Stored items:
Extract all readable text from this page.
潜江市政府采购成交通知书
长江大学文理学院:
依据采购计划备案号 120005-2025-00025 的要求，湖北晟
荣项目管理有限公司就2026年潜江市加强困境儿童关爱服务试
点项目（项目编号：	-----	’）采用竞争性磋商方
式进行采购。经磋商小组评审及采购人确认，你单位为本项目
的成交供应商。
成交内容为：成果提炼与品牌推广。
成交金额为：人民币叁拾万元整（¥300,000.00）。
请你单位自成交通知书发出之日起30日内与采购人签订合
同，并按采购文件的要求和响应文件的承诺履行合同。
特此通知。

Work to do
Above are some records; extract every one of them exactly.

Full response
Extract all readable text from this page.
潜江市政府采购成交通知书
长江大学文理学院:
依据采购计划备案号 120005-2025-00025 的要求，湖北晟
荣项目管理有限公司就2026年潜江市加强困境儿童关爱服务试
点项目（项目编号：	-----	’）采用竞争性磋商方
式进行采购。经磋商小组评审及采购人确认，你单位为本项目
的成交供应商。
成交内容为：成果提炼与品牌推广。
成交金额为：人民币叁拾万元整（¥300,000.00）。
请你单位自成交通知书发出之日起30日内与采购人签订合
同，并按采购文件的要求和响应文件的承诺履行合同。
特此通知。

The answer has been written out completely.